### [What to work on]
Where a line of the listing below includes the word "label", reproduce that line.

(Stored data)

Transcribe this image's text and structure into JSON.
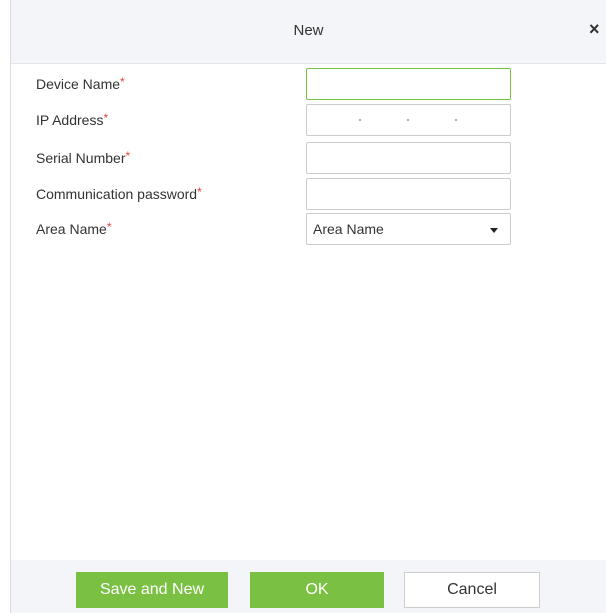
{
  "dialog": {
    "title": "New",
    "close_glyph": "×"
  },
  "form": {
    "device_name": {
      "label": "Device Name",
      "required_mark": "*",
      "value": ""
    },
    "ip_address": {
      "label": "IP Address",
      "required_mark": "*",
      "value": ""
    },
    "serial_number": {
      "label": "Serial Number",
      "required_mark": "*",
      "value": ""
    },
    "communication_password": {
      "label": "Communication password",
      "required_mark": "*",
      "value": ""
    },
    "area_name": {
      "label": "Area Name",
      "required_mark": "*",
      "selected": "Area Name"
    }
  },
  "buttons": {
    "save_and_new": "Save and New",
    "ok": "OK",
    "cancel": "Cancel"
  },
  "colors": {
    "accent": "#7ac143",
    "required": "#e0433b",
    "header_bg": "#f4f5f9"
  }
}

### [Answer to this task]
      "label": "Device Name",
      "label": "IP Address",
      "label": "Serial Number",
      "label": "Communication password",
      "label": "Area Name",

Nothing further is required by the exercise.